## Request
Copy each line in which the string "political" occurs.

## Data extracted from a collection
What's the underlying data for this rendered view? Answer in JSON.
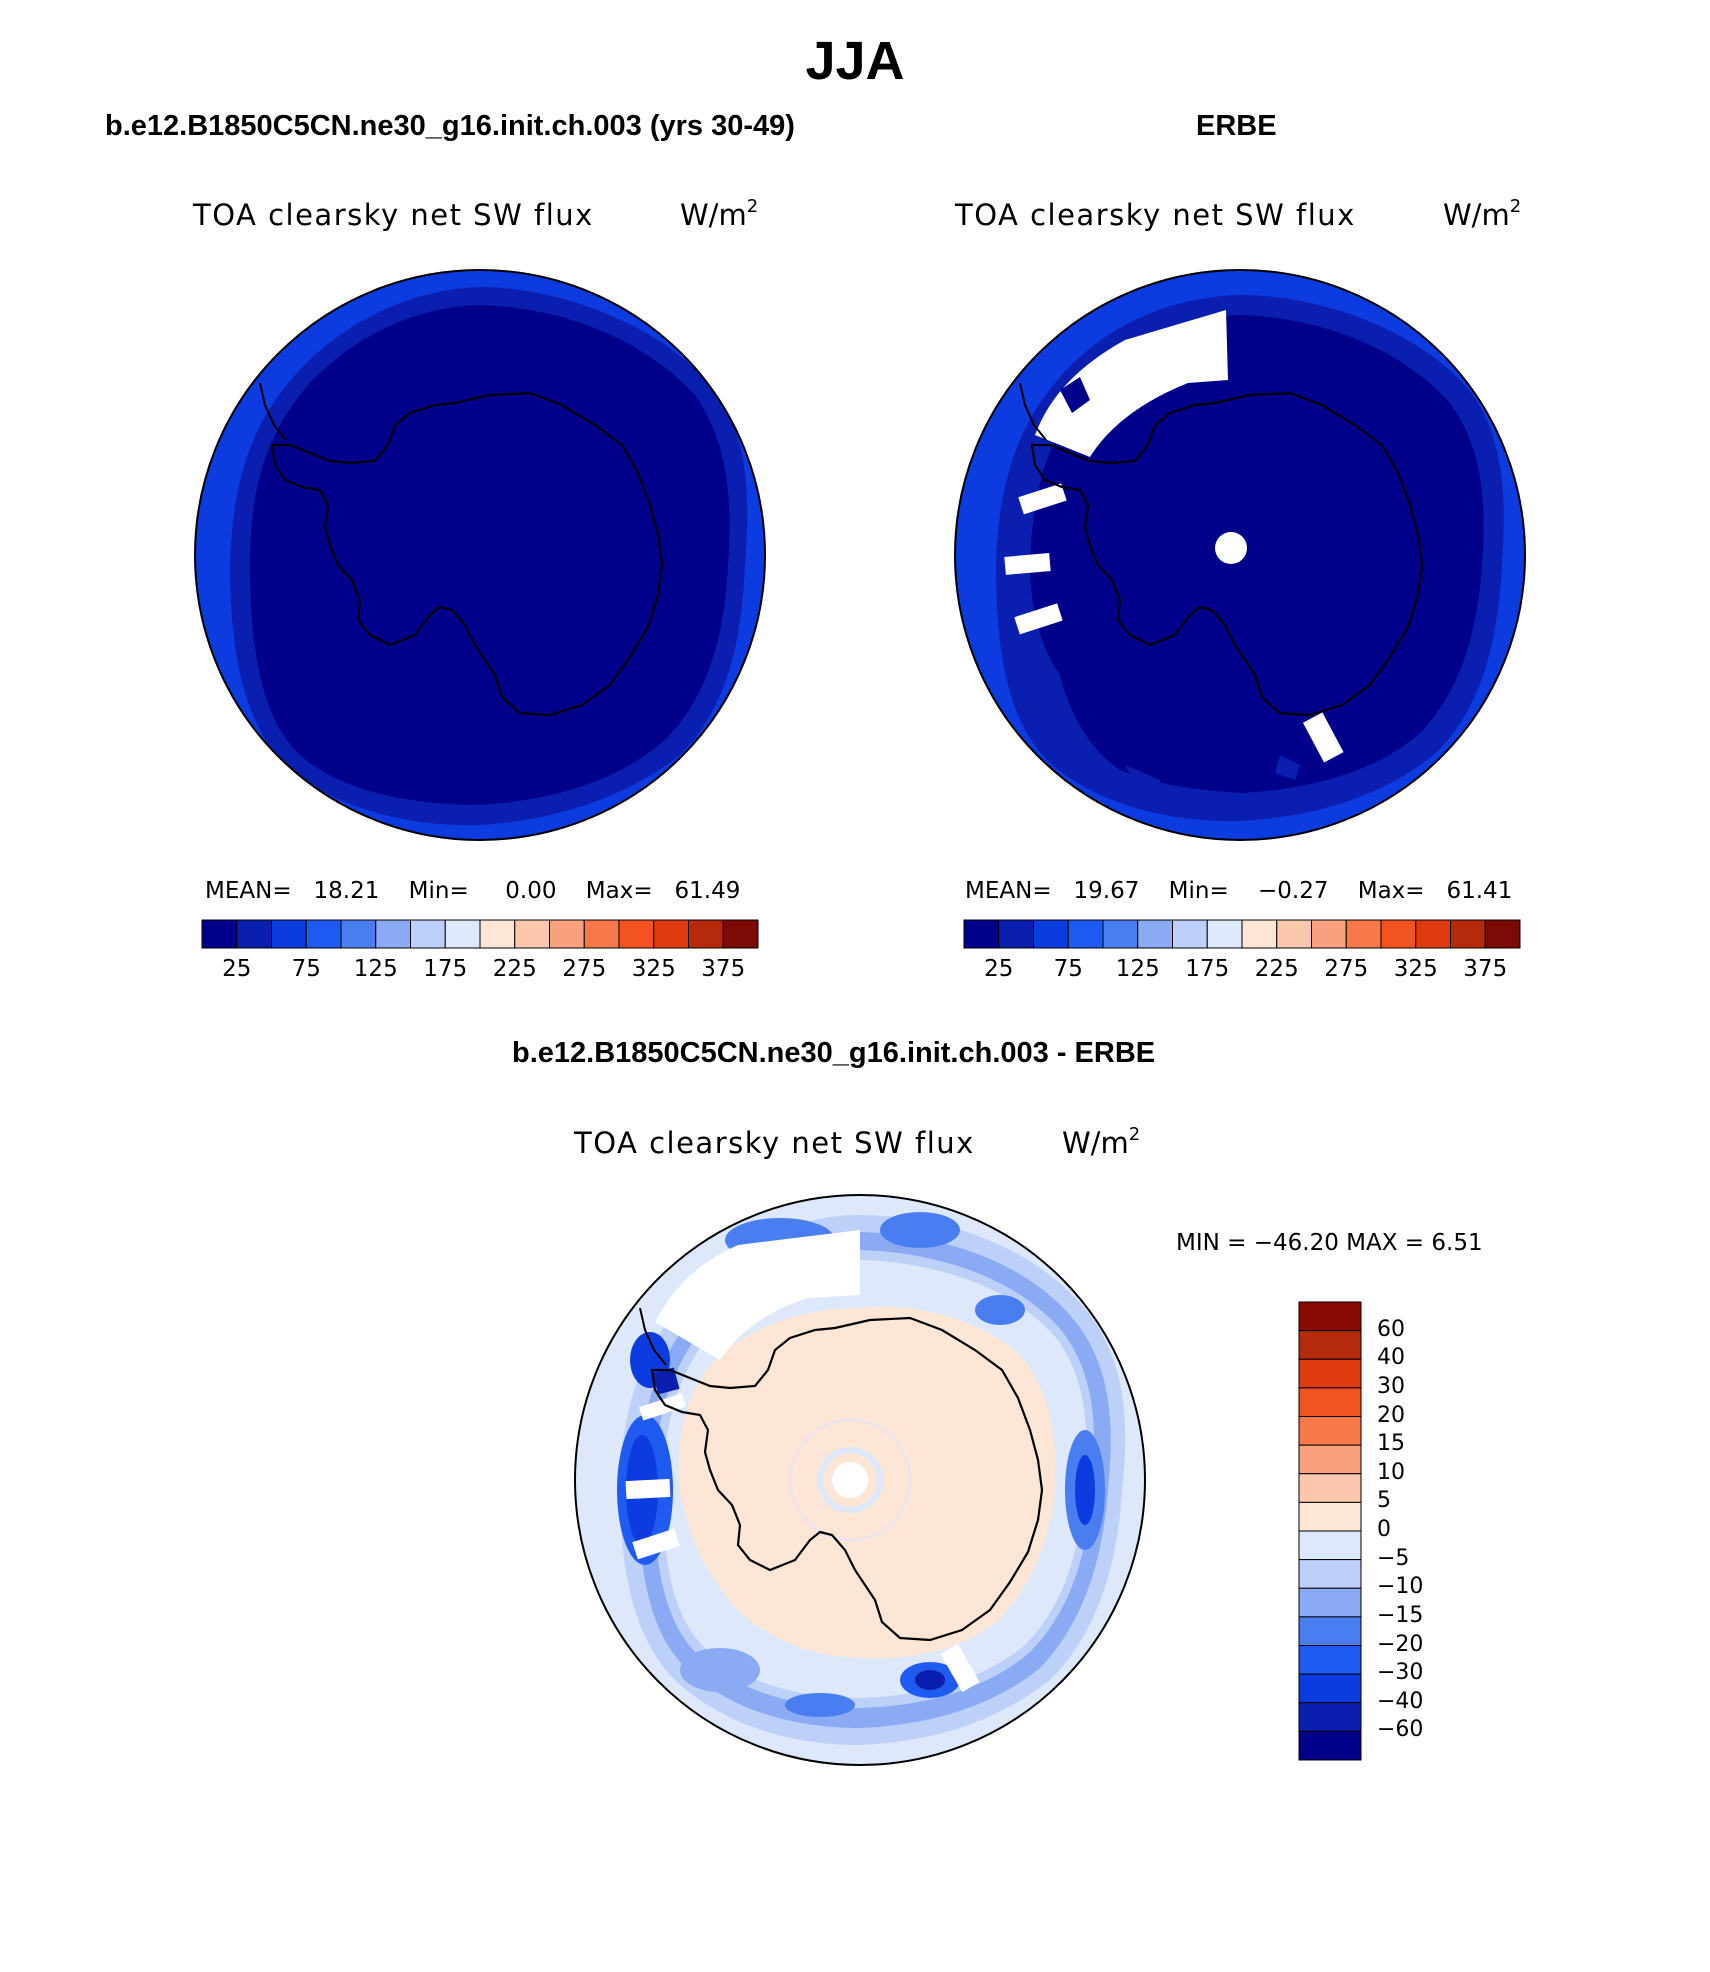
{
  "title": "JJA",
  "panels": {
    "model": {
      "title": "b.e12.B1850C5CN.ne30_g16.init.ch.003 (yrs 30-49)",
      "var_title": "TOA clearsky net SW flux",
      "units": "W/m",
      "units_sup": "2",
      "mean_label": "MEAN=",
      "mean": "18.21",
      "min_label": "Min=",
      "min": "0.00",
      "max_label": "Max=",
      "max": "61.49"
    },
    "obs": {
      "title": "ERBE",
      "var_title": "TOA clearsky net SW flux",
      "units": "W/m",
      "units_sup": "2",
      "mean_label": "MEAN=",
      "mean": "19.67",
      "min_label": "Min=",
      "min": "−0.27",
      "max_label": "Max=",
      "max": "61.41"
    },
    "diff": {
      "title": "b.e12.B1850C5CN.ne30_g16.init.ch.003 - ERBE",
      "var_title": "TOA clearsky net SW flux",
      "units": "W/m",
      "units_sup": "2",
      "minmax_label": "MIN = −46.20 MAX =    6.51"
    }
  },
  "colorbar_abs": {
    "colors": [
      "#00008b",
      "#0a1fb0",
      "#0c3be0",
      "#1f5bf0",
      "#4a7ef0",
      "#8aaaf4",
      "#bcd0f8",
      "#dde9fb",
      "#fde6d6",
      "#fcc8ad",
      "#f9a07e",
      "#f77848",
      "#f25320",
      "#e03a10",
      "#b42a0a",
      "#7e0a05"
    ],
    "tick_labels": [
      "25",
      "75",
      "125",
      "175",
      "225",
      "275",
      "325",
      "375"
    ]
  },
  "colorbar_diff": {
    "colors": [
      "#00008b",
      "#0a1fb0",
      "#0c3be0",
      "#1f5bf0",
      "#4a7ef0",
      "#8aaaf4",
      "#bcd0f8",
      "#dde9fb",
      "#fde6d6",
      "#fcc8ad",
      "#f9a07e",
      "#f77848",
      "#f25320",
      "#e03a10",
      "#b42a0a",
      "#8b0a05"
    ],
    "labels": [
      "60",
      "40",
      "30",
      "20",
      "15",
      "10",
      "5",
      "0",
      "−5",
      "−10",
      "−15",
      "−20",
      "−30",
      "−40",
      "−60"
    ]
  },
  "map_colors": {
    "deep": "#00008b",
    "mid": "#0a1fb0",
    "rim": "#0c3be0",
    "diff_land": "#fde6d6",
    "diff_ocean": "#dde9fb",
    "diff_neg1": "#bcd0f8",
    "diff_neg2": "#8aaaf4",
    "diff_neg3": "#4a7ef0",
    "diff_neg4": "#1f5bf0",
    "diff_neg5": "#0c3be0",
    "missing": "#ffffff"
  }
}
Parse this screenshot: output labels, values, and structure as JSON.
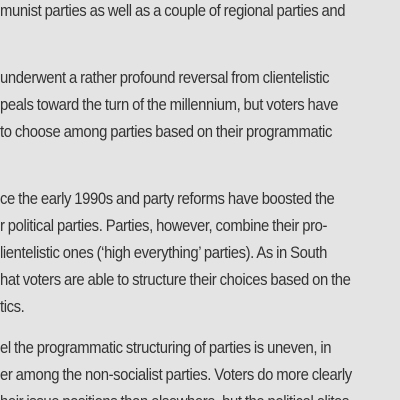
{
  "paragraphs": [
    {
      "lines": [
        "munist parties as well as a couple of regional parties and"
      ]
    },
    {
      "lines": [
        "underwent a rather profound reversal from clientelistic",
        "peals toward the turn of the millennium, but voters have",
        "to choose among parties based on their programmatic"
      ]
    },
    {
      "lines": [
        "ce the early 1990s and party reforms have boosted the",
        "r political parties. Parties, however, combine their pro-",
        "lientelistic ones (‘high everything’ parties). As in South",
        "hat voters are able to structure their choices based on the",
        "tics."
      ]
    },
    {
      "lines": [
        "el the programmatic structuring of parties is uneven, in",
        "er among the non-socialist parties. Voters do more clearly",
        "heir issue positions than elsewhere, but the political elites"
      ]
    }
  ]
}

## Finished exercise
        "r political parties. Parties, however, combine their pro-",
        "heir issue positions than elsewhere, but the political elites"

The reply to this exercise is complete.